**TASK BRIEF**
Give the listing below again in full, exactly as written.

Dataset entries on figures
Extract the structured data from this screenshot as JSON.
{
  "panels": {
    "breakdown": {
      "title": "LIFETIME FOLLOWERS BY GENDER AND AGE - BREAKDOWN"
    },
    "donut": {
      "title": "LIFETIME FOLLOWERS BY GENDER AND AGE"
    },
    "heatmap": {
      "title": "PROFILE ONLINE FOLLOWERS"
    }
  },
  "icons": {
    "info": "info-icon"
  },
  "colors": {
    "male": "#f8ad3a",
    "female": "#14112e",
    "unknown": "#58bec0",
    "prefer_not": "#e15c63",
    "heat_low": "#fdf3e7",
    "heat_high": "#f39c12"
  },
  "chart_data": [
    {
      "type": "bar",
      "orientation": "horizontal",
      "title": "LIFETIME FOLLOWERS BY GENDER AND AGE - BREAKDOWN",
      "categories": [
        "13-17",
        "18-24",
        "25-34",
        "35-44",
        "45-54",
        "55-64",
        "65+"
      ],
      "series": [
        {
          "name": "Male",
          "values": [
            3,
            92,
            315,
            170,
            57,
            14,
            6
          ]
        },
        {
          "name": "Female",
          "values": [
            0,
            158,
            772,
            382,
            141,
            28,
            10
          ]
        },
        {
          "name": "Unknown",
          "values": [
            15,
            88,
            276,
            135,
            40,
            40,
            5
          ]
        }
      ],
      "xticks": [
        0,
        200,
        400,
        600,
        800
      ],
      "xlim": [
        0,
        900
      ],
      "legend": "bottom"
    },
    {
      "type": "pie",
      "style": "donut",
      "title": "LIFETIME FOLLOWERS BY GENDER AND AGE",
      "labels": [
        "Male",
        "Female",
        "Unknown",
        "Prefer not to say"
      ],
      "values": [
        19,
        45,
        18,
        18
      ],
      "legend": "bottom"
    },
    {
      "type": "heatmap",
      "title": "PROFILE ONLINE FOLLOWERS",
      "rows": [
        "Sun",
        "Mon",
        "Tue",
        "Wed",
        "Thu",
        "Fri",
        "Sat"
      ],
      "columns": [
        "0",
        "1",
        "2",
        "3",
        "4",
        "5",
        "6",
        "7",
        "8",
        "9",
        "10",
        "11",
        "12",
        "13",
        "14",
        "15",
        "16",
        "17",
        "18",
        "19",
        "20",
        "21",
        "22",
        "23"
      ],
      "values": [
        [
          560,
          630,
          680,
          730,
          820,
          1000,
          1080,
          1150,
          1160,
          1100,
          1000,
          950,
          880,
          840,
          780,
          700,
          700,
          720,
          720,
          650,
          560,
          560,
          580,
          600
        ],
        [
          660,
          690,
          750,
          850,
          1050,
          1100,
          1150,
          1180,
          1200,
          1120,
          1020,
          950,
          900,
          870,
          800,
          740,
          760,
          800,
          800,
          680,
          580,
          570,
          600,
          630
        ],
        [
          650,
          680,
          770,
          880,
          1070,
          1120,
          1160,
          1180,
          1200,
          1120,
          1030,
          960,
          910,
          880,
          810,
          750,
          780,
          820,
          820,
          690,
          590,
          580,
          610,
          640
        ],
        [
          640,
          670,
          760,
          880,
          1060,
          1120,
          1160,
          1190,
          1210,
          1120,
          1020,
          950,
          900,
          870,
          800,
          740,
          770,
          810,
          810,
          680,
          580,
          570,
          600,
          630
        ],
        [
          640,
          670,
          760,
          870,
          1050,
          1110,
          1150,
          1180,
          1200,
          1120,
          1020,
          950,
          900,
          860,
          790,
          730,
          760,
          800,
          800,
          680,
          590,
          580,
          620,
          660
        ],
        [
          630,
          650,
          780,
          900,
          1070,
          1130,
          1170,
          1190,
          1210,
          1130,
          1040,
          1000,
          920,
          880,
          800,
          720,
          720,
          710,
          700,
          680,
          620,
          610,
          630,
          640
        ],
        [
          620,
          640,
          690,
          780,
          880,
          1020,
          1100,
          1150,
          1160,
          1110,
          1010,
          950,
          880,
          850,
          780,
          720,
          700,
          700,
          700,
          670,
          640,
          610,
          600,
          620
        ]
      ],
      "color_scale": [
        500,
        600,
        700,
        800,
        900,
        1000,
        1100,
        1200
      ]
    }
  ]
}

**PROBLEM SOLUTION**
Extract the structured data from this screenshot as JSON.
{
  "panels": {
    "breakdown": {
      "title": "LIFETIME FOLLOWERS BY GENDER AND AGE - BREAKDOWN"
    },
    "donut": {
      "title": "LIFETIME FOLLOWERS BY GENDER AND AGE"
    },
    "heatmap": {
      "title": "PROFILE ONLINE FOLLOWERS"
    }
  },
  "icons": {
    "info": "info-icon"
  },
  "colors": {
    "male": "#f8ad3a",
    "female": "#14112e",
    "unknown": "#58bec0",
    "prefer_not": "#e15c63",
    "heat_low": "#fdf3e7",
    "heat_high": "#f39c12"
  },
  "chart_data": [
    {
      "type": "bar",
      "orientation": "horizontal",
      "title": "LIFETIME FOLLOWERS BY GENDER AND AGE - BREAKDOWN",
      "categories": [
        "13-17",
        "18-24",
        "25-34",
        "35-44",
        "45-54",
        "55-64",
        "65+"
      ],
      "series": [
        {
          "name": "Male",
          "values": [
            3,
            92,
            315,
            170,
            57,
            14,
            6
          ]
        },
        {
          "name": "Female",
          "values": [
            0,
            158,
            772,
            382,
            141,
            28,
            10
          ]
        },
        {
          "name": "Unknown",
          "values": [
            15,
            88,
            276,
            135,
            40,
            40,
            5
          ]
        }
      ],
      "xticks": [
        0,
        200,
        400,
        600,
        800
      ],
      "xlim": [
        0,
        900
      ],
      "legend": "bottom"
    },
    {
      "type": "pie",
      "style": "donut",
      "title": "LIFETIME FOLLOWERS BY GENDER AND AGE",
      "labels": [
        "Male",
        "Female",
        "Unknown",
        "Prefer not to say"
      ],
      "values": [
        19,
        45,
        18,
        18
      ],
      "legend": "bottom"
    },
    {
      "type": "heatmap",
      "title": "PROFILE ONLINE FOLLOWERS",
      "rows": [
        "Sun",
        "Mon",
        "Tue",
        "Wed",
        "Thu",
        "Fri",
        "Sat"
      ],
      "columns": [
        "0",
        "1",
        "2",
        "3",
        "4",
        "5",
        "6",
        "7",
        "8",
        "9",
        "10",
        "11",
        "12",
        "13",
        "14",
        "15",
        "16",
        "17",
        "18",
        "19",
        "20",
        "21",
        "22",
        "23"
      ],
      "values": [
        [
          560,
          630,
          680,
          730,
          820,
          1000,
          1080,
          1150,
          1160,
          1100,
          1000,
          950,
          880,
          840,
          780,
          700,
          700,
          720,
          720,
          650,
          560,
          560,
          580,
          600
        ],
        [
          660,
          690,
          750,
          850,
          1050,
          1100,
          1150,
          1180,
          1200,
          1120,
          1020,
          950,
          900,
          870,
          800,
          740,
          760,
          800,
          800,
          680,
          580,
          570,
          600,
          630
        ],
        [
          650,
          680,
          770,
          880,
          1070,
          1120,
          1160,
          1180,
          1200,
          1120,
          1030,
          960,
          910,
          880,
          810,
          750,
          780,
          820,
          820,
          690,
          590,
          580,
          610,
          640
        ],
        [
          640,
          670,
          760,
          880,
          1060,
          1120,
          1160,
          1190,
          1210,
          1120,
          1020,
          950,
          900,
          870,
          800,
          740,
          770,
          810,
          810,
          680,
          580,
          570,
          600,
          630
        ],
        [
          640,
          670,
          760,
          870,
          1050,
          1110,
          1150,
          1180,
          1200,
          1120,
          1020,
          950,
          900,
          860,
          790,
          730,
          760,
          800,
          800,
          680,
          590,
          580,
          620,
          660
        ],
        [
          630,
          650,
          780,
          900,
          1070,
          1130,
          1170,
          1190,
          1210,
          1130,
          1040,
          1000,
          920,
          880,
          800,
          720,
          720,
          710,
          700,
          680,
          620,
          610,
          630,
          640
        ],
        [
          620,
          640,
          690,
          780,
          880,
          1020,
          1100,
          1150,
          1160,
          1110,
          1010,
          950,
          880,
          850,
          780,
          720,
          700,
          700,
          700,
          670,
          640,
          610,
          600,
          620
        ]
      ],
      "color_scale": [
        500,
        600,
        700,
        800,
        900,
        1000,
        1100,
        1200
      ]
    }
  ]
}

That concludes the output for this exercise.